• Extracts from a graphics dataset
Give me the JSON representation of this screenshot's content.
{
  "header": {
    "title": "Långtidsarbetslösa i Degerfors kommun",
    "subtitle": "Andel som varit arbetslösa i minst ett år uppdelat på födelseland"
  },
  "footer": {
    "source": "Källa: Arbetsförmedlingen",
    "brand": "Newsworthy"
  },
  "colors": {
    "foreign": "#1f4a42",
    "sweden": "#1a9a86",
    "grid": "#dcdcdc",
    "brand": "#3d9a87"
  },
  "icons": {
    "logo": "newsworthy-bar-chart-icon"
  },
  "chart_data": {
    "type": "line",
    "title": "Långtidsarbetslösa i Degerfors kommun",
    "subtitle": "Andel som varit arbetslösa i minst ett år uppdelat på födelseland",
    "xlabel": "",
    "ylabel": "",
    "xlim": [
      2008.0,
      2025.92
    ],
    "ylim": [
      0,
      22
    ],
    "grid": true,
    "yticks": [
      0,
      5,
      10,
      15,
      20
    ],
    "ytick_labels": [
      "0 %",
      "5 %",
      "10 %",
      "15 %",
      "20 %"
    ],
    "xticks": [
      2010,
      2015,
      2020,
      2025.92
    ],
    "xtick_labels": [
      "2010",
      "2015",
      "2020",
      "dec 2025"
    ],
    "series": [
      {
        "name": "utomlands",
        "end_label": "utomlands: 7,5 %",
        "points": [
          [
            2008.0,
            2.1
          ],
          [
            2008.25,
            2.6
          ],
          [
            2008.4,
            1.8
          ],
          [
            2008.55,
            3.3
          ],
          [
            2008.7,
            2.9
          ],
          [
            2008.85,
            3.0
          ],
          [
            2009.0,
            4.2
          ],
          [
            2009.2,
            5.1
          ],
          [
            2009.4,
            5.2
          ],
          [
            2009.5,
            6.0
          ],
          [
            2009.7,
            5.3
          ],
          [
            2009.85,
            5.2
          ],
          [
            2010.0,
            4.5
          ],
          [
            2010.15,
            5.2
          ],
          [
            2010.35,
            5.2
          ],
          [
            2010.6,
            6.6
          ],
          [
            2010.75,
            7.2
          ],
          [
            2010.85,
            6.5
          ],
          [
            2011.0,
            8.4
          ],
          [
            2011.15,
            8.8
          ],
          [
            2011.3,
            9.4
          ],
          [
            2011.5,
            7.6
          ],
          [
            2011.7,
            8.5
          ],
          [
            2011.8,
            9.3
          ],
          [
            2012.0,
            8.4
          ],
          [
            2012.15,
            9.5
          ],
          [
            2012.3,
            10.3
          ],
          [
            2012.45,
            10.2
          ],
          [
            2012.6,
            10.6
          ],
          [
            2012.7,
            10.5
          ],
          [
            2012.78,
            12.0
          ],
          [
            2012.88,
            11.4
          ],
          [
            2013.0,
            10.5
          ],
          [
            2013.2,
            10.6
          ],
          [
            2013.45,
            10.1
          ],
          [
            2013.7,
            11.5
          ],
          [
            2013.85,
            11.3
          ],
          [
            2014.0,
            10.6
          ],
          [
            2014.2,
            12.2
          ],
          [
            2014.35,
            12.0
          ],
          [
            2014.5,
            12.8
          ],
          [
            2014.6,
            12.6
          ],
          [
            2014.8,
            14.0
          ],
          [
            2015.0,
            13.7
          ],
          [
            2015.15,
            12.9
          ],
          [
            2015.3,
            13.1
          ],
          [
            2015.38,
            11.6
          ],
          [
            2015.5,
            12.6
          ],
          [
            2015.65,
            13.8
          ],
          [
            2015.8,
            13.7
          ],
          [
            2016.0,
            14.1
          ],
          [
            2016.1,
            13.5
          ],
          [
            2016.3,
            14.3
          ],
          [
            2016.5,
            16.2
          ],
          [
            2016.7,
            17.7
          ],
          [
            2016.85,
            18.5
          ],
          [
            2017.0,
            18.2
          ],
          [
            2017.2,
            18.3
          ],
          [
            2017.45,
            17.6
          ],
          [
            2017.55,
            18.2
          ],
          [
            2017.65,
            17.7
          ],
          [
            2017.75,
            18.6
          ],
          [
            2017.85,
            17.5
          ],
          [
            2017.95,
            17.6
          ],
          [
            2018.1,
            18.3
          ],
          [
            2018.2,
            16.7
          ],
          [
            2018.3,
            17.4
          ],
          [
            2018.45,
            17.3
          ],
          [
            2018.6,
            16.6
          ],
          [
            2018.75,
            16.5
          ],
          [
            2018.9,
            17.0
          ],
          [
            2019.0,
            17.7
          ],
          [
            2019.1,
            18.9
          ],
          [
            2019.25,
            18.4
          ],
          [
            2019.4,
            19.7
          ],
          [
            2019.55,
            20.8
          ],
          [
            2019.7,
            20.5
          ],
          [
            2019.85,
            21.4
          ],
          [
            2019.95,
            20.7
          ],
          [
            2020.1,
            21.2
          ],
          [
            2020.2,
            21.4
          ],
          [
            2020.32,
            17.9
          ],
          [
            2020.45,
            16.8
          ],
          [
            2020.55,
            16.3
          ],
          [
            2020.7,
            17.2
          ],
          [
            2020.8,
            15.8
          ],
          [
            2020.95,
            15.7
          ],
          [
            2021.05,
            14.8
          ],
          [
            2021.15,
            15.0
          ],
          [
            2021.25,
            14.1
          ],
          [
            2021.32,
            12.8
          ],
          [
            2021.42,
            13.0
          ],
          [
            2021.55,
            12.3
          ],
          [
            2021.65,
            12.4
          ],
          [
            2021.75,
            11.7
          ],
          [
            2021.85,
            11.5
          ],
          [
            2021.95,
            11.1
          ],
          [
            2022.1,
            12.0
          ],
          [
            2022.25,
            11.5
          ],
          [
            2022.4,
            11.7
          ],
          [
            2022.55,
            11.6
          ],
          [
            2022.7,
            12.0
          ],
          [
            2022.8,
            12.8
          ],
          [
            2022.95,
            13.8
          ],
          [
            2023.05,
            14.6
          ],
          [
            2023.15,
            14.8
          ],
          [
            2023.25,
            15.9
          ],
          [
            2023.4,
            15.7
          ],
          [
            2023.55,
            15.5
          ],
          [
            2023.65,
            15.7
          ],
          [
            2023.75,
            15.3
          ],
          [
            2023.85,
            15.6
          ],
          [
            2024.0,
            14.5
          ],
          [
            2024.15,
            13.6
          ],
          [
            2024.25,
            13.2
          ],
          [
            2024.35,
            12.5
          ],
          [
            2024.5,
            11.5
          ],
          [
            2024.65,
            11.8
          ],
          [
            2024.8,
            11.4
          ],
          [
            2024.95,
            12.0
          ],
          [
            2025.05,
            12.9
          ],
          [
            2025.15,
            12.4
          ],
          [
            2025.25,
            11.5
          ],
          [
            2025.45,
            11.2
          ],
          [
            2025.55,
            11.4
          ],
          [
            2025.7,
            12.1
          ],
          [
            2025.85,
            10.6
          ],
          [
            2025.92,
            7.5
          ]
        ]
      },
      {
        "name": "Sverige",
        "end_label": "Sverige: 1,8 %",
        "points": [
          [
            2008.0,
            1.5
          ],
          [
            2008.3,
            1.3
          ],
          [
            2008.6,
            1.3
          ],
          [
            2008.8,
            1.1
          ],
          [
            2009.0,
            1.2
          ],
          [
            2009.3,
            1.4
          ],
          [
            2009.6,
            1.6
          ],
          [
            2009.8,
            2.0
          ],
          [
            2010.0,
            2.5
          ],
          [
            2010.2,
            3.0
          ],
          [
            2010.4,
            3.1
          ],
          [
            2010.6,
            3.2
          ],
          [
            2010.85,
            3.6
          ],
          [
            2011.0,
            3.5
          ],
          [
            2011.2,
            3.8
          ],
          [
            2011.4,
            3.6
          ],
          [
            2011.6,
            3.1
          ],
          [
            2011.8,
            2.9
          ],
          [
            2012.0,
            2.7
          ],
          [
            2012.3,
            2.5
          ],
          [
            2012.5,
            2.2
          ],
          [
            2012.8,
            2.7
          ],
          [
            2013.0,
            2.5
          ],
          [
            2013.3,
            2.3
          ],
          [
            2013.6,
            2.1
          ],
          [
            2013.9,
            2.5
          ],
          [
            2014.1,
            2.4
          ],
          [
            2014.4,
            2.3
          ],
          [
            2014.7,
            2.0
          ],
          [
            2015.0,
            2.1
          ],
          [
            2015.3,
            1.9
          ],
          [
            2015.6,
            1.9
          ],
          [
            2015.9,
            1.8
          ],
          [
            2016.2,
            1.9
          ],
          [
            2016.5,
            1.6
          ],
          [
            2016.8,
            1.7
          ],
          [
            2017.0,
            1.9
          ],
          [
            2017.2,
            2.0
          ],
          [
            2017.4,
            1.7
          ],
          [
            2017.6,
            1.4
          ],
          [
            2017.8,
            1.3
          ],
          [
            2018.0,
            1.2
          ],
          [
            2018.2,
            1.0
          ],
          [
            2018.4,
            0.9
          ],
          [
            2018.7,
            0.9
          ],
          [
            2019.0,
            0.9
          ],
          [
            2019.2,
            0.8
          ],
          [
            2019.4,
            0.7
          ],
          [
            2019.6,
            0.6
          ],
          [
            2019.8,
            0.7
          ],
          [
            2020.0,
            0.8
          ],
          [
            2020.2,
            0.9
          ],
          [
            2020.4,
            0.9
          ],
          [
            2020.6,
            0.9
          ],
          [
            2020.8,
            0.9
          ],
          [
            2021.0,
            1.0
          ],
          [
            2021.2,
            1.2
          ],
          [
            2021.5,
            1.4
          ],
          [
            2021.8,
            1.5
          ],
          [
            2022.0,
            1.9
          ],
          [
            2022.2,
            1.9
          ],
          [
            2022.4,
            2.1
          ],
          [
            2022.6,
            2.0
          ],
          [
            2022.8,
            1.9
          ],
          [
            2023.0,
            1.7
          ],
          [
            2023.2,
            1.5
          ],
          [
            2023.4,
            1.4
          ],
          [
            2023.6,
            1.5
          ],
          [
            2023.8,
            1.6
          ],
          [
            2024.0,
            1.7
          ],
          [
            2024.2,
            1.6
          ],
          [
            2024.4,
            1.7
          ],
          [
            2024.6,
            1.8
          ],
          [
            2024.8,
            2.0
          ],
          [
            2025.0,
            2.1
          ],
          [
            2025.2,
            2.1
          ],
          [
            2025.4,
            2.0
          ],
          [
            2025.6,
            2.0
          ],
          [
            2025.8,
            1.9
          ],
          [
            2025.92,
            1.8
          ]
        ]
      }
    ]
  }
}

==

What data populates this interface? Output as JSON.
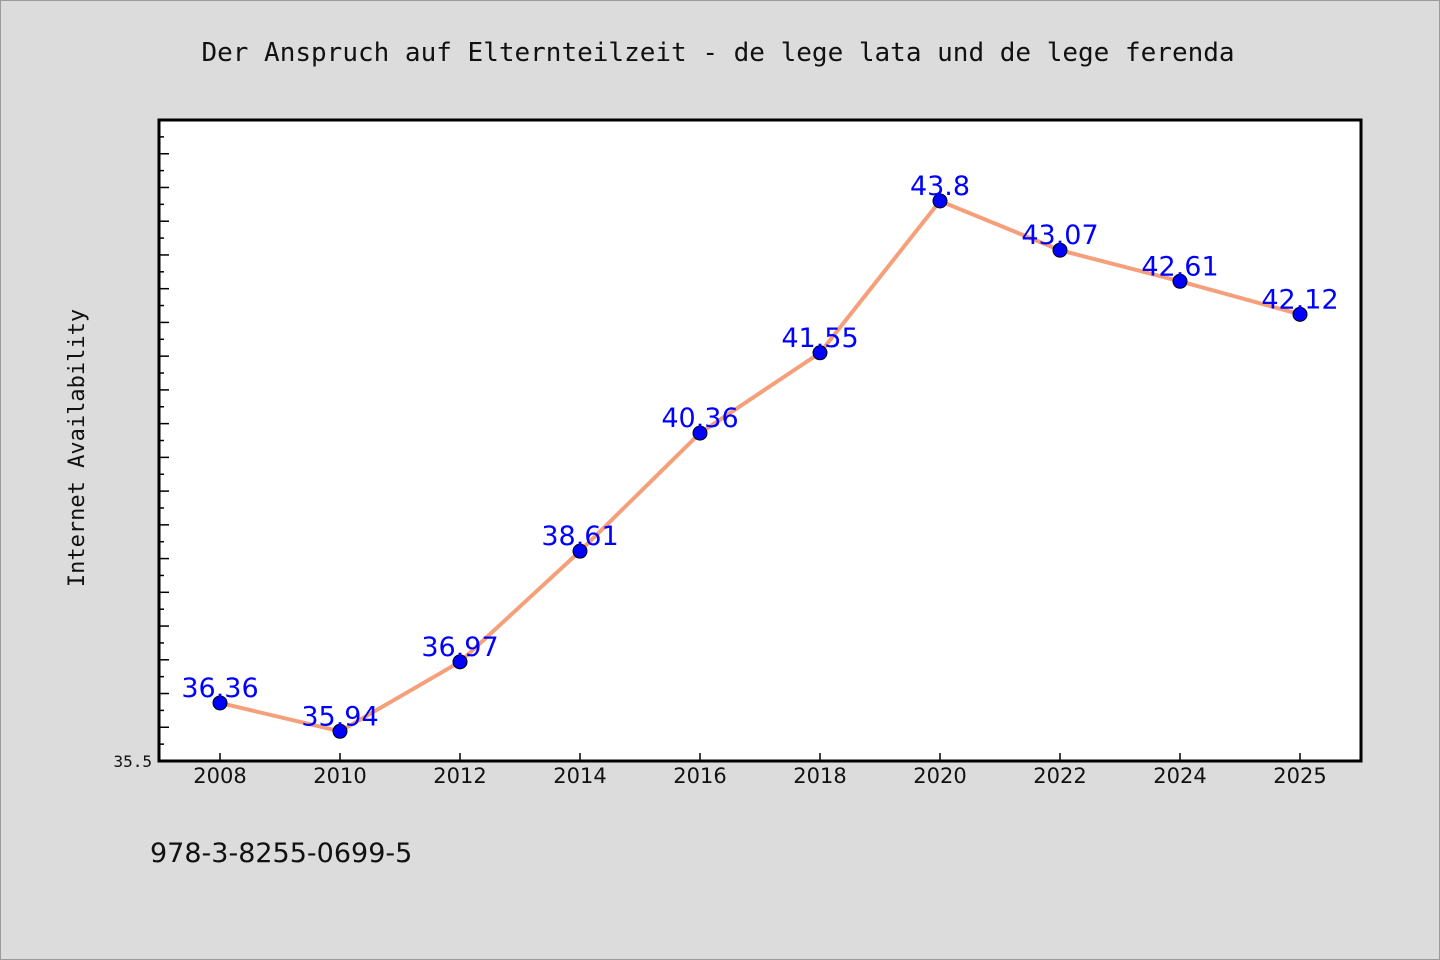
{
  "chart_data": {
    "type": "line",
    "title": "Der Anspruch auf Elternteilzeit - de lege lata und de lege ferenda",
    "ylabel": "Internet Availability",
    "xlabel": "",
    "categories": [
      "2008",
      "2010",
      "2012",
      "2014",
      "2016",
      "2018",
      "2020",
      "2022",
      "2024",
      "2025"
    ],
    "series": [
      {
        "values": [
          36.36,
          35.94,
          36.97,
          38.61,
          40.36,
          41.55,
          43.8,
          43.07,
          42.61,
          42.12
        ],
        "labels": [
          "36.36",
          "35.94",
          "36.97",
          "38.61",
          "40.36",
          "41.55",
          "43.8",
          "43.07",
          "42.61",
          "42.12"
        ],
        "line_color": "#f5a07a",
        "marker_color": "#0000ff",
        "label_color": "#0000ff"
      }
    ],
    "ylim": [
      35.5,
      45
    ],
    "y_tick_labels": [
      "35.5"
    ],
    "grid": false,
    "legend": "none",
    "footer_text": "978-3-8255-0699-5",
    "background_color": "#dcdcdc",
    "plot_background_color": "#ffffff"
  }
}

• Task goal
Determine the number of lines in the records that include the string "dcdcdc", and respond with that number only.

• Worked answer
2